--- Stated problem ---
Find the word "birsîm" in the material below and gather every line that contains it.
──────── Excerpted records ────────
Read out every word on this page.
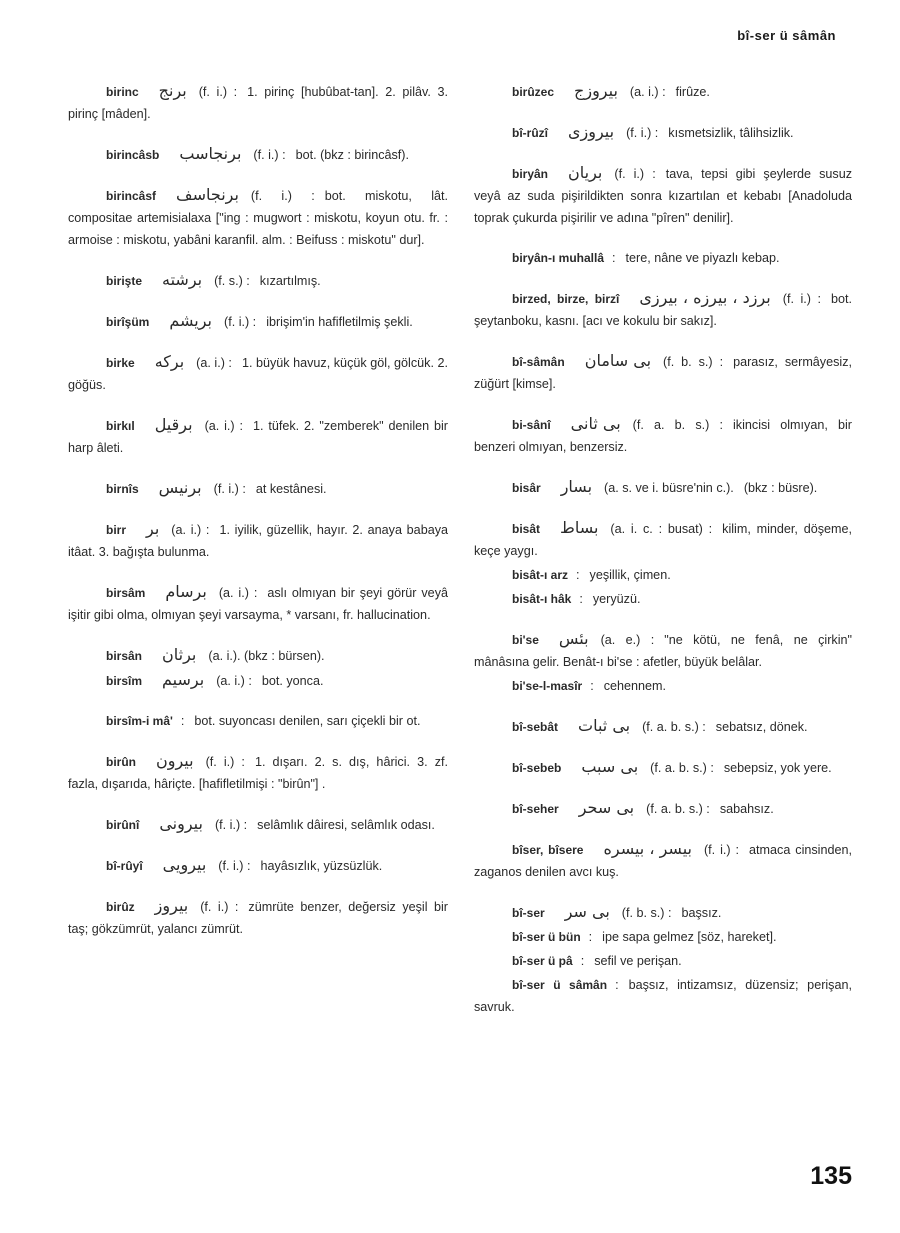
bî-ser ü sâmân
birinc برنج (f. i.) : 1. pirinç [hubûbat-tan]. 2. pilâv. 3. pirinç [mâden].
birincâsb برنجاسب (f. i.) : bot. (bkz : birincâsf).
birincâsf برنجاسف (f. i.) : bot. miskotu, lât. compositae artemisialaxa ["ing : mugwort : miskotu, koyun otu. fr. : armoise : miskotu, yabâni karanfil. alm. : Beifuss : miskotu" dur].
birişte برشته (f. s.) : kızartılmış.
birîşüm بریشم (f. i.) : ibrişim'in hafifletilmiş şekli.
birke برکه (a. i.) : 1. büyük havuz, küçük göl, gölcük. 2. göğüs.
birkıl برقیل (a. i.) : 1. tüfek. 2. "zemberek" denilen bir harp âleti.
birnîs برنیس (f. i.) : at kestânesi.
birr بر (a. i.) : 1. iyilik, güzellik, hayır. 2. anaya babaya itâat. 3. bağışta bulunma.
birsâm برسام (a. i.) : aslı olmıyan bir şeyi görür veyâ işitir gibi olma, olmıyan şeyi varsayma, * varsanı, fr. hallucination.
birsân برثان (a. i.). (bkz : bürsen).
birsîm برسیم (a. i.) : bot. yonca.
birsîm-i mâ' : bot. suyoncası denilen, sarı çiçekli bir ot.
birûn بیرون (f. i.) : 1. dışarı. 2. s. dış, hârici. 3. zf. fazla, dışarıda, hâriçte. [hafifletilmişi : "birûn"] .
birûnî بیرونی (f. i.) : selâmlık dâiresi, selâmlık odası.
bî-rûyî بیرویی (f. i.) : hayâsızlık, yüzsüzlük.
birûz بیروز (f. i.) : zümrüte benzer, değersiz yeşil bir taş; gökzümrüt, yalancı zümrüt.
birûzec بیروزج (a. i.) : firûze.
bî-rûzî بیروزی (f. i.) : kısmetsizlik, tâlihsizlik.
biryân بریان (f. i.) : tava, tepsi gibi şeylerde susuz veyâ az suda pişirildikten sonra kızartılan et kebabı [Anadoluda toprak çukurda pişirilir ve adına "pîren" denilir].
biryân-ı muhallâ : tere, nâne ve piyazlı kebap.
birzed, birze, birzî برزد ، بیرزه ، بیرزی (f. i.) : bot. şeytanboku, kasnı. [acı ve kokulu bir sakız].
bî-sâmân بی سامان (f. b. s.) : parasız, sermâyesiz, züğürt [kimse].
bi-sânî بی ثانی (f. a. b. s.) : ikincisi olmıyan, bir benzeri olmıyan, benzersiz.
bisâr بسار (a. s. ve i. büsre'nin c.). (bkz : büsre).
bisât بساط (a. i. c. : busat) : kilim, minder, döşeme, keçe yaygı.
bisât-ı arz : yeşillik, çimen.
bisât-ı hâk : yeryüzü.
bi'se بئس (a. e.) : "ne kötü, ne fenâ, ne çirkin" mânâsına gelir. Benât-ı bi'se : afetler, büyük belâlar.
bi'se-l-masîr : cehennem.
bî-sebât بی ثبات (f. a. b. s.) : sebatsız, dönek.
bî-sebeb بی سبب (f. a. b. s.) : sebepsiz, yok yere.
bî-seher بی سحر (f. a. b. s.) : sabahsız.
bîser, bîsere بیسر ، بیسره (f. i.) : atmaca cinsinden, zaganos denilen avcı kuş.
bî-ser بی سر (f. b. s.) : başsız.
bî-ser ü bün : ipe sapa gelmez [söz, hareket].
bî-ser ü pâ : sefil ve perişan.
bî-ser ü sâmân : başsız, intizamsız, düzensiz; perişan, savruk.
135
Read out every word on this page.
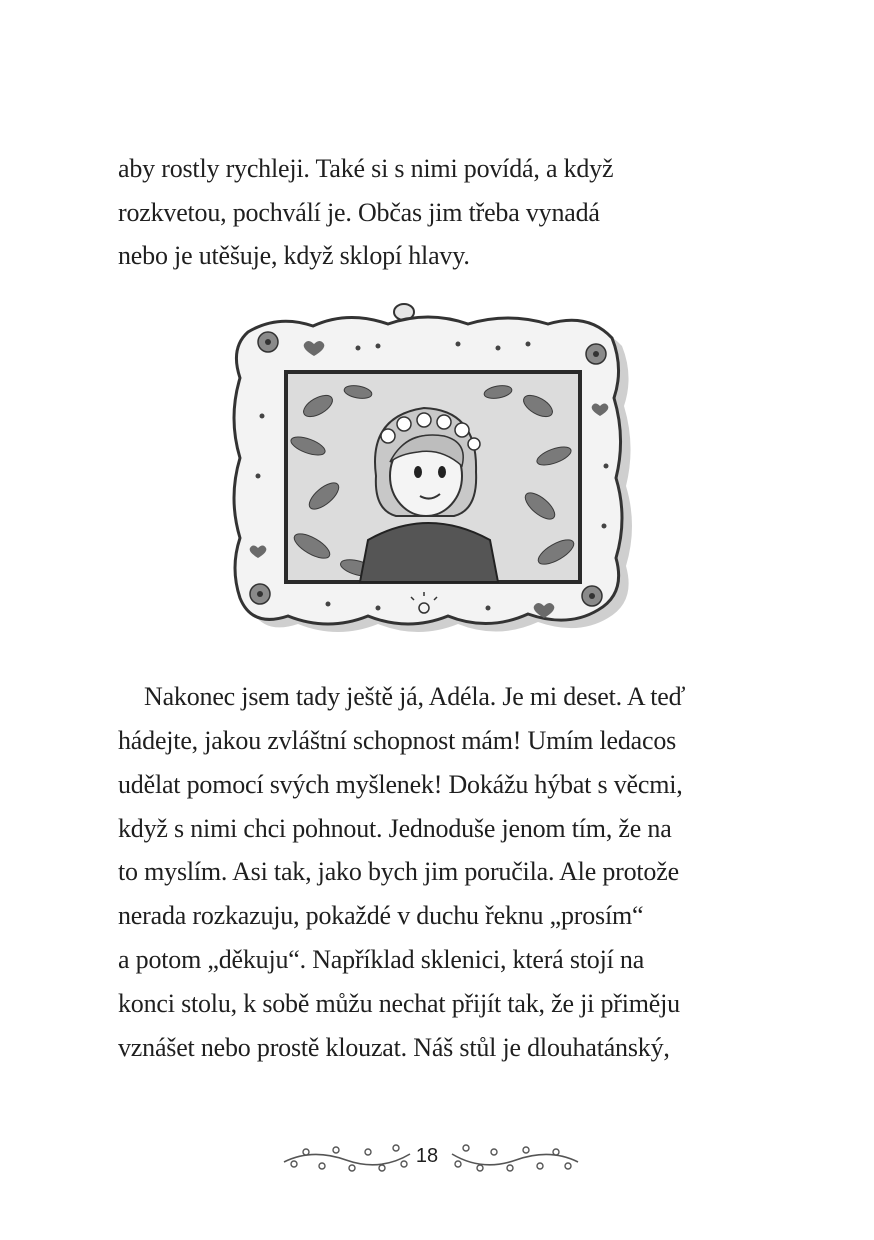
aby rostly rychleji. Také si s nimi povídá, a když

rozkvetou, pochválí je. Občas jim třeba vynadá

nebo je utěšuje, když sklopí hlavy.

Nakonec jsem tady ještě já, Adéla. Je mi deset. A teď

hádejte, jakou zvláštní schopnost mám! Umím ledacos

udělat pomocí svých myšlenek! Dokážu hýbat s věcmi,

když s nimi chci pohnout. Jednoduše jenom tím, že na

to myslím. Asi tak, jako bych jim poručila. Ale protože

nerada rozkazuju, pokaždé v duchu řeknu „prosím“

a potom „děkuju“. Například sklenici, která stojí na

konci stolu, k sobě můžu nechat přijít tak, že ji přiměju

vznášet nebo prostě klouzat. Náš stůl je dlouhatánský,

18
────────
--- Correct result ---
birsîm برسیم (a. i.) : bot. yonca.
birsîm-i mâ' : bot. suyoncası denilen, sarı çiçekli bir ot.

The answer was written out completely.